JOB: Wherever the string "this" shows up in a line, count that line. Give the total alone.
----- DATA ENTRIES -----
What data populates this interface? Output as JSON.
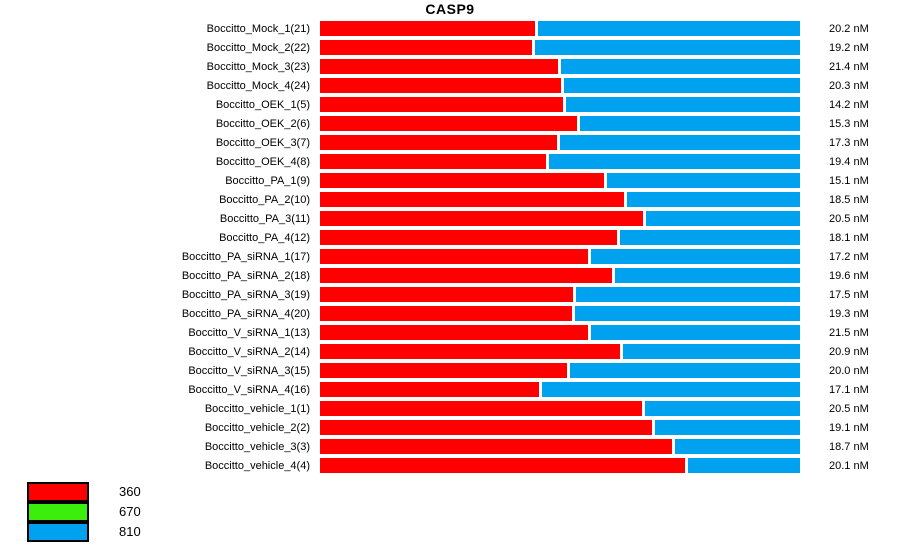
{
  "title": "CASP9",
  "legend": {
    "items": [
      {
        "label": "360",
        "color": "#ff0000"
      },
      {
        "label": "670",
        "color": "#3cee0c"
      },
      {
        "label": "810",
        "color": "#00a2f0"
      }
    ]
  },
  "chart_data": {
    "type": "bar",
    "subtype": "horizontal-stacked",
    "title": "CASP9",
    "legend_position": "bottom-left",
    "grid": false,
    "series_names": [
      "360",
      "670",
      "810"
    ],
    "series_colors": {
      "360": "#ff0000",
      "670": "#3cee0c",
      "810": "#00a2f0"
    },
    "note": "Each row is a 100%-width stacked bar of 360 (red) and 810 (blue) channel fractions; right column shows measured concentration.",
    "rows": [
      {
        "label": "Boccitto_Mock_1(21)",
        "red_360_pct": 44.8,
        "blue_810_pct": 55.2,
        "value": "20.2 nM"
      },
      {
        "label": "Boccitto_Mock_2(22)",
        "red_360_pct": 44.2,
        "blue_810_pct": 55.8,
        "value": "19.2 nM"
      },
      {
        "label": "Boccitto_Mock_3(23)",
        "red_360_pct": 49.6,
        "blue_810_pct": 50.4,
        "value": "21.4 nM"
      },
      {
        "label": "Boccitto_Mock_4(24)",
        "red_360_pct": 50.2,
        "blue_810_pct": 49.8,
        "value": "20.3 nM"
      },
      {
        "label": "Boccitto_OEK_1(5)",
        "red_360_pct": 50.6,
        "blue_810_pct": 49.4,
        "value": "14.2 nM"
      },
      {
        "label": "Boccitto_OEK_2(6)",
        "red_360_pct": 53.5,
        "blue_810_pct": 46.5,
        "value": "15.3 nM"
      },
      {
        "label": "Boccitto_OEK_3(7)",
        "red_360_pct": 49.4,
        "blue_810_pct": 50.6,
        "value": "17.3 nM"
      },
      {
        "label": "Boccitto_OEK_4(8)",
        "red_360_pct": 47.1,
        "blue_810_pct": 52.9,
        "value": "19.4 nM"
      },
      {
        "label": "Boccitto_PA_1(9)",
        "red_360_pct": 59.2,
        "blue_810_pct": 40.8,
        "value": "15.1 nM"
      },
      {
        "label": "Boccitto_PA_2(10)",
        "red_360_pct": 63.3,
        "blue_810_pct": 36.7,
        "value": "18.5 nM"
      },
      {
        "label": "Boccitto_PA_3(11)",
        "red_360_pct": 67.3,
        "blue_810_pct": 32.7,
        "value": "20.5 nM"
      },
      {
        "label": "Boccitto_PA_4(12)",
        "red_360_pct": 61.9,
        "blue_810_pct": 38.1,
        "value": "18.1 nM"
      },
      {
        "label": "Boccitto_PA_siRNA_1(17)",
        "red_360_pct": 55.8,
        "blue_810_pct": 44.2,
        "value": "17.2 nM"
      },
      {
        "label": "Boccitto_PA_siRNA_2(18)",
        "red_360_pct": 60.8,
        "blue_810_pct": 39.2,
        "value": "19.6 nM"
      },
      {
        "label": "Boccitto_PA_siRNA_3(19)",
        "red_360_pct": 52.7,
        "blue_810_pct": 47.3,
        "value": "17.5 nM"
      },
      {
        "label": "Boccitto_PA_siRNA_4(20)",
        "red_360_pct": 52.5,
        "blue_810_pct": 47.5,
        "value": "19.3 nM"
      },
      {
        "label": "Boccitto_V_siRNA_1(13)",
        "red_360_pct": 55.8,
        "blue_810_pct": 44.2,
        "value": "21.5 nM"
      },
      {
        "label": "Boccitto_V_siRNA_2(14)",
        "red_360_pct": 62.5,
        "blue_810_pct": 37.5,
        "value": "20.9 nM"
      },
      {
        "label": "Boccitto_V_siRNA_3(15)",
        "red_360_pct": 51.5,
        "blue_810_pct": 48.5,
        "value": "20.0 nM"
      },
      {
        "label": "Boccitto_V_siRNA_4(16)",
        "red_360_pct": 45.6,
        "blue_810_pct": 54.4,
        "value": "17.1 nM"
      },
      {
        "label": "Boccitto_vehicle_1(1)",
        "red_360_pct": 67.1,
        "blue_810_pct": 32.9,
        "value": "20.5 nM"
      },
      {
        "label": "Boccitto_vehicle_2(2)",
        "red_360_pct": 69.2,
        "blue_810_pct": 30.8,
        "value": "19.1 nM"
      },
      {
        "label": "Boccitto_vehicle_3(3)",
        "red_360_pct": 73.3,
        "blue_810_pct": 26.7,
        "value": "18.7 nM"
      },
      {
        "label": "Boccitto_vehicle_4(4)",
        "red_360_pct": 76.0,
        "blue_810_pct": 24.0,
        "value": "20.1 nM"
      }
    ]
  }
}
-----
----- DATA ENTRIES -----
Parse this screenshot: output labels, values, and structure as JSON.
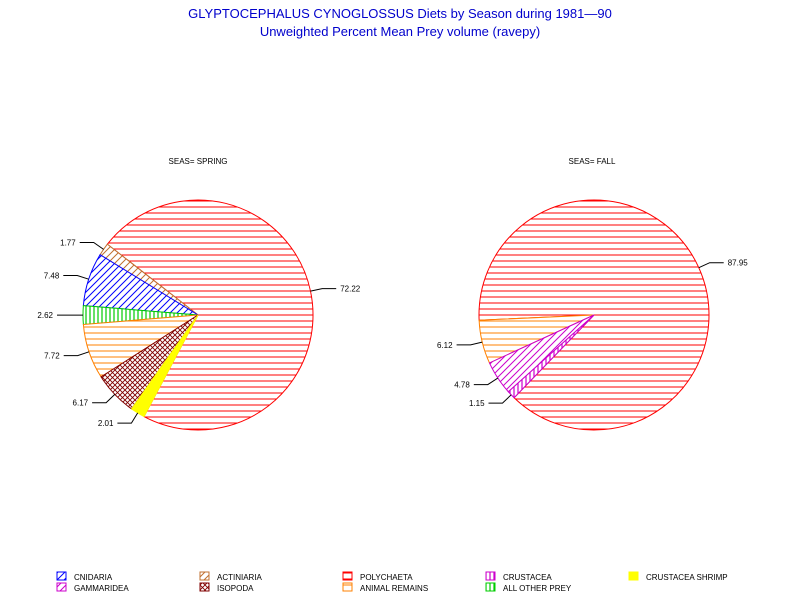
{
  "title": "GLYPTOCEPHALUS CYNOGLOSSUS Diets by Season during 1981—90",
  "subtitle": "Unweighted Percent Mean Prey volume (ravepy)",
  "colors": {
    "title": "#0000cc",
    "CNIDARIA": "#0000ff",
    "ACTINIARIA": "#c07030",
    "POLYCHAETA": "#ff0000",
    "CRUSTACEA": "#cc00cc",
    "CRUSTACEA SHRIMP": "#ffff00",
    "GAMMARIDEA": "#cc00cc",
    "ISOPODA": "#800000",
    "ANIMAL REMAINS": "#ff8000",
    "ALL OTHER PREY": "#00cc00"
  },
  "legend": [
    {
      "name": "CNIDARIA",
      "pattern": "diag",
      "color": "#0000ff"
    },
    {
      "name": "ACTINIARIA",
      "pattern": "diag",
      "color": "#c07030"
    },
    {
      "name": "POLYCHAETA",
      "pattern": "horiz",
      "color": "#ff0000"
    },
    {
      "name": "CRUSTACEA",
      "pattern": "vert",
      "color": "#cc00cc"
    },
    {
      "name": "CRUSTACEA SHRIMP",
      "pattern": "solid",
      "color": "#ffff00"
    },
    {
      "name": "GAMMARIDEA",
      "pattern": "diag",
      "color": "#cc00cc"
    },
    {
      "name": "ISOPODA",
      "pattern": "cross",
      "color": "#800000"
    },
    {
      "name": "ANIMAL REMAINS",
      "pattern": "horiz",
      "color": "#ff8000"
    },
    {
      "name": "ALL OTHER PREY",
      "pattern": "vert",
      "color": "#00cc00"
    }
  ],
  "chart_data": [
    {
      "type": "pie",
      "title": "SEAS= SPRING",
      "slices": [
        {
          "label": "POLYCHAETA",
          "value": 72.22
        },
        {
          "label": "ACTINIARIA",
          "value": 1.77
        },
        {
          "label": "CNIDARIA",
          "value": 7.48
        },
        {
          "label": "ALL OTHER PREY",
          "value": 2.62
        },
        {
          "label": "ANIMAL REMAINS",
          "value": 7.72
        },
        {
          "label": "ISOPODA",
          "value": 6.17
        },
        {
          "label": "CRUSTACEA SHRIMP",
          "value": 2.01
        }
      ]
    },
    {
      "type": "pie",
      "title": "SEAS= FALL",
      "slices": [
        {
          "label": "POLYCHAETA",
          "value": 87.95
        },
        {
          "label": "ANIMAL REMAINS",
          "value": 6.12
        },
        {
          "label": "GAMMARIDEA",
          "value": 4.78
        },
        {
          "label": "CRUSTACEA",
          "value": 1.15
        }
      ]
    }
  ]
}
-----
RESULT OF THE EXERCISE: 2